**What to do:** Translate this sentence from the passage on the Hanukkah story into Spanish: "For Jews in America, the story of the Maccabees is often portrayed as a struggle for freedom of religion."

**Reading passage:**
☆ ☆ ☆
The Jews have long been known as the people of the book, and how Jews respond to Jewish texts has a lot to say about where they are as a people. In Israel, the Maccabees' armed struggle against a powerful enemy resonates with the history of the contemporary Jewish state. For Jews in America, the story of the Maccabees is often portrayed as a struggle for freedom of religion. Usually ignored are the troublesome conflicts pitting Jew against Jew and the questions the story raises about zealotry and assimilation.
There is another way the Hanukkah story is sometimes presented in an analysis of contemporary Judaism. In this account, the majority of American Jews are assimilationists, modern-day Hellenists, who are content to let Jewish practice merge into the general culture. The testament to this is the way Hanukkah is celebrated as a poor imitation of Christmas (though it must be admitted that the Hanukkah bush and Hanukkah Harry never took off). The contemporary American Maccabees are represented by the ultra-Orthodox, who hold fast to Jewish law and traditions and keep themselves separate from the larger society. It is through them, some speculate, that American Judaism will be carried forward. The other Jews simply do not possess the will to sustain Jewish practice across the generations. This is evident, the argument continues, in the high rates of intermarriage among assimilated American Jews, and the low birth rates.
☆ ☆ ☆
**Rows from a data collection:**
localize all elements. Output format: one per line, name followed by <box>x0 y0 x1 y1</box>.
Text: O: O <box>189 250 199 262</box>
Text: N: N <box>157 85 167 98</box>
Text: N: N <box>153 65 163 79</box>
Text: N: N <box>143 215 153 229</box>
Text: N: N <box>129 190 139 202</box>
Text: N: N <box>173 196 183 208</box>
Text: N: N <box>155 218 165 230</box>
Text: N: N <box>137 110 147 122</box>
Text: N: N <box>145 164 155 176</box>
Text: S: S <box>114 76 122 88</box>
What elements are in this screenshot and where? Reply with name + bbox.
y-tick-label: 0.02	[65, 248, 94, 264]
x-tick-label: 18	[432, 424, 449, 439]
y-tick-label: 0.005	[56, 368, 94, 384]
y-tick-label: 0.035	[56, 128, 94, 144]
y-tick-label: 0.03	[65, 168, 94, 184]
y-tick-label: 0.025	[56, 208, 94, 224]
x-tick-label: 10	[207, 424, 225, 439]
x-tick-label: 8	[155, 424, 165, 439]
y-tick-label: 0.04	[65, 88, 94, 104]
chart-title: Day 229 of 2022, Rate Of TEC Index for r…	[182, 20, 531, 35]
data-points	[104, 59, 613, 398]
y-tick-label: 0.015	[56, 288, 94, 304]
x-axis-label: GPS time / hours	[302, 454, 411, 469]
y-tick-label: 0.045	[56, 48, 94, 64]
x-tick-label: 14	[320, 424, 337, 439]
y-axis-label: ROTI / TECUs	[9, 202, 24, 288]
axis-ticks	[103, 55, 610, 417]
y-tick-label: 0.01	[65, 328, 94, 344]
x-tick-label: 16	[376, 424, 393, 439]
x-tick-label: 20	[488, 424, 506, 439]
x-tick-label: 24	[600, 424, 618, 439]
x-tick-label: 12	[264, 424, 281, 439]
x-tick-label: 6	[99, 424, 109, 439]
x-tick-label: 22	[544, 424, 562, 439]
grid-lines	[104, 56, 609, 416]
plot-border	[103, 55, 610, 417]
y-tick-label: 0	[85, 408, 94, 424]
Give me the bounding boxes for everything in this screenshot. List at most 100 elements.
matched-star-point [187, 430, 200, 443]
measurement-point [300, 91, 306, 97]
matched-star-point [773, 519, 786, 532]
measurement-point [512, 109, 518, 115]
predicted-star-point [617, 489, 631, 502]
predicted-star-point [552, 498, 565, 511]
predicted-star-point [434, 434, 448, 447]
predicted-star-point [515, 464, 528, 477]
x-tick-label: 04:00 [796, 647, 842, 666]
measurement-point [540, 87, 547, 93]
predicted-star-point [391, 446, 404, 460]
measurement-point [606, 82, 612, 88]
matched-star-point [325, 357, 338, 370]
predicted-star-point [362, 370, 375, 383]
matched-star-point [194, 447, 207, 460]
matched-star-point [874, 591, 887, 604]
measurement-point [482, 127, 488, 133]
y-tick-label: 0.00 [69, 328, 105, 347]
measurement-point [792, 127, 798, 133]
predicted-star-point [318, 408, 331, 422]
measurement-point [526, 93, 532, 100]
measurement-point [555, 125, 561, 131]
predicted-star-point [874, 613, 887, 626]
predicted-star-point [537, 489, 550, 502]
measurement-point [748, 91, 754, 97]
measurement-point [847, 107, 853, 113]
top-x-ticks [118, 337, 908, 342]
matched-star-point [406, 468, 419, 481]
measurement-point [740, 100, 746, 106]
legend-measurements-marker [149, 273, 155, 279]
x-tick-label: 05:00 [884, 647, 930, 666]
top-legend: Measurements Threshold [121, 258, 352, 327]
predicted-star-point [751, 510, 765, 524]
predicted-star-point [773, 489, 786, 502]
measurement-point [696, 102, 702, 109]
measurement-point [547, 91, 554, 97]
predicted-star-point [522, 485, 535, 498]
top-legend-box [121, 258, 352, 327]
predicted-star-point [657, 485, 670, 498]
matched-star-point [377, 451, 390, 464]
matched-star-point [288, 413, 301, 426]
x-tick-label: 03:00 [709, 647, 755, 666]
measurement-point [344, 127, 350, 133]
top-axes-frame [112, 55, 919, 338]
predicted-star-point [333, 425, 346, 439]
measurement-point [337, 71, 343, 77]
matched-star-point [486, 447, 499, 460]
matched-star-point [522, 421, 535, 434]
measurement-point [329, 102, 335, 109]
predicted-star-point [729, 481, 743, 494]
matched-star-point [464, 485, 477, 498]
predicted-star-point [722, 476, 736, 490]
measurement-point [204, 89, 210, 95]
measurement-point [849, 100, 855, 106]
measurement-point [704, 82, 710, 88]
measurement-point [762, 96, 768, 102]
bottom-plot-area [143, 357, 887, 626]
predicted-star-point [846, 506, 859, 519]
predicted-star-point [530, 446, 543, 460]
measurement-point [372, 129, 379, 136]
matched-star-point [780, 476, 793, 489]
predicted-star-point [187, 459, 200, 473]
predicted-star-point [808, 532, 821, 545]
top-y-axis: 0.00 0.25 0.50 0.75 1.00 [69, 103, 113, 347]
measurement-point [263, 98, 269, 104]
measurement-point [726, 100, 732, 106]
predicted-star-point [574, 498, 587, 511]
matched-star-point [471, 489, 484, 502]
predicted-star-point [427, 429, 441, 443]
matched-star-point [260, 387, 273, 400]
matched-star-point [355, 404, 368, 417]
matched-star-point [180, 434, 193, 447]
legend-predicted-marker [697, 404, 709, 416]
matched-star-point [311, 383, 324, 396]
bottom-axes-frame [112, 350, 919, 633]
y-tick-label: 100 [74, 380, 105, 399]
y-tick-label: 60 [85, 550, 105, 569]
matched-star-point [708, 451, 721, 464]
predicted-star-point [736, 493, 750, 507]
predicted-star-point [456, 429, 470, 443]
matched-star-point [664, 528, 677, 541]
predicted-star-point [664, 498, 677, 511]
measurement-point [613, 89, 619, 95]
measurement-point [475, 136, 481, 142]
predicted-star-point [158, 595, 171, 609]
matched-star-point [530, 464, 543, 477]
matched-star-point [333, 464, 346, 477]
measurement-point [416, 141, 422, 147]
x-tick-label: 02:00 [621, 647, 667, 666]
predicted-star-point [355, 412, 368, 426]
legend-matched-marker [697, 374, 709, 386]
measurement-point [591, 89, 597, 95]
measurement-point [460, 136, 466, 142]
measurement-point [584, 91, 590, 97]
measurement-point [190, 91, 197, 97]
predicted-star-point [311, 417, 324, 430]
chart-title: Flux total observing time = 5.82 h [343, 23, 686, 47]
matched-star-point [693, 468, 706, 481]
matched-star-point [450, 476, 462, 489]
☆ ☆ ☆
**Response to this task:** Para los judíos en Estados Unidos, la historia de los macabeos suele presentarse como una lucha por la libertad religiosa.